=== EXERCISE DESCRIPTION ===
Images are not part of the copy; write out the rest of the data exactly as given.

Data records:
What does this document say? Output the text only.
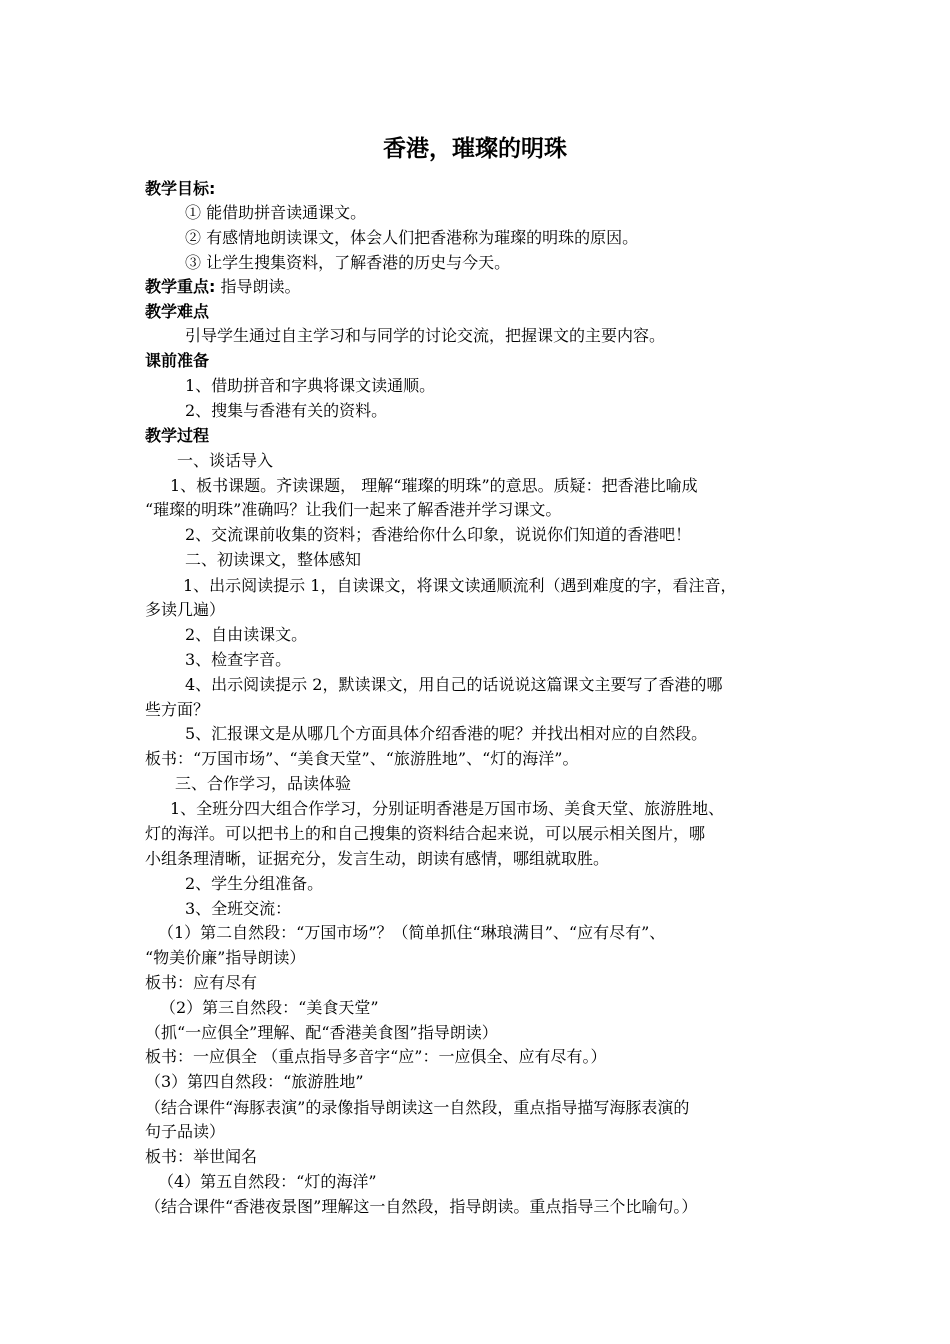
香港，璀璨的明珠
教学目标:
① 能借助拼音读通课文。
② 有感情地朗读课文，体会人们把香港称为璀璨的明珠的原因。
③ 让学生搜集资料，了解香港的历史与今天。
教学重点: 指导朗读。
教学难点
引导学生通过自主学习和与同学的讨论交流，把握课文的主要内容。
课前准备
1、借助拼音和字典将课文读通顺。
2、搜集与香港有关的资料。
教学过程
一、谈话导入
1、板书课题。齐读课题， 理解“璀璨的明珠”的意思。质疑：把香港比喻成
“璀璨的明珠”准确吗？让我们一起来了解香港并学习课文。
2、交流课前收集的资料；香港给你什么印象，说说你们知道的香港吧！
二、初读课文，整体感知
1、出示阅读提示 1，自读课文，将课文读通顺流利（遇到难度的字，看注音，
多读几遍）
2、自由读课文。
3、检查字音。
4、出示阅读提示 2，默读课文，用自己的话说说这篇课文主要写了香港的哪
些方面？
5、汇报课文是从哪几个方面具体介绍香港的呢？并找出相对应的自然段。
板书：“万国市场”、“美食天堂”、“旅游胜地”、“灯的海洋”。
三、合作学习，品读体验
1、全班分四大组合作学习，分别证明香港是万国市场、美食天堂、旅游胜地、
灯的海洋。可以把书上的和自己搜集的资料结合起来说，可以展示相关图片，哪
小组条理清晰，证据充分，发言生动，朗读有感情，哪组就取胜。
2、学生分组准备。
3、全班交流：
（1）第二自然段：“万国市场”？（简单抓住“琳琅满目”、“应有尽有”、
“物美价廉”指导朗读）
板书：应有尽有
（2）第三自然段：“美食天堂”
（抓“一应俱全”理解、配“香港美食图”指导朗读）
板书：一应俱全 （重点指导多音字“应”：一应俱全、应有尽有。）
（3）第四自然段：“旅游胜地”
（结合课件“海豚表演”的录像指导朗读这一自然段，重点指导描写海豚表演的
句子品读）
板书：举世闻名
（4）第五自然段：“灯的海洋”
（结合课件“香港夜景图”理解这一自然段，指导朗读。重点指导三个比喻句。）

=== IN RESPONSE ===
What does this document say? Output the text only.
香港，璀璨的明珠
教学目标:
① 能借助拼音读通课文。
② 有感情地朗读课文，体会人们把香港称为璀璨的明珠的原因。
③ 让学生搜集资料，了解香港的历史与今天。
教学重点: 指导朗读。
教学难点
引导学生通过自主学习和与同学的讨论交流，把握课文的主要内容。
课前准备
1、借助拼音和字典将课文读通顺。
2、搜集与香港有关的资料。
教学过程
一、谈话导入
1、板书课题。齐读课题， 理解“璀璨的明珠”的意思。质疑：把香港比喻成
“璀璨的明珠”准确吗？让我们一起来了解香港并学习课文。
2、交流课前收集的资料；香港给你什么印象，说说你们知道的香港吧！
二、初读课文，整体感知
1、出示阅读提示 1，自读课文，将课文读通顺流利（遇到难度的字，看注音，
多读几遍）
2、自由读课文。
3、检查字音。
4、出示阅读提示 2，默读课文，用自己的话说说这篇课文主要写了香港的哪
些方面？
5、汇报课文是从哪几个方面具体介绍香港的呢？并找出相对应的自然段。
板书：“万国市场”、“美食天堂”、“旅游胜地”、“灯的海洋”。
三、合作学习，品读体验
1、全班分四大组合作学习，分别证明香港是万国市场、美食天堂、旅游胜地、
灯的海洋。可以把书上的和自己搜集的资料结合起来说，可以展示相关图片，哪
小组条理清晰，证据充分，发言生动，朗读有感情，哪组就取胜。
2、学生分组准备。
3、全班交流：
（1）第二自然段：“万国市场”？（简单抓住“琳琅满目”、“应有尽有”、
“物美价廉”指导朗读）
板书：应有尽有
（2）第三自然段：“美食天堂”
（抓“一应俱全”理解、配“香港美食图”指导朗读）
板书：一应俱全 （重点指导多音字“应”：一应俱全、应有尽有。）
（3）第四自然段：“旅游胜地”
（结合课件“海豚表演”的录像指导朗读这一自然段，重点指导描写海豚表演的
句子品读）
板书：举世闻名
（4）第五自然段：“灯的海洋”
（结合课件“香港夜景图”理解这一自然段，指导朗读。重点指导三个比喻句。）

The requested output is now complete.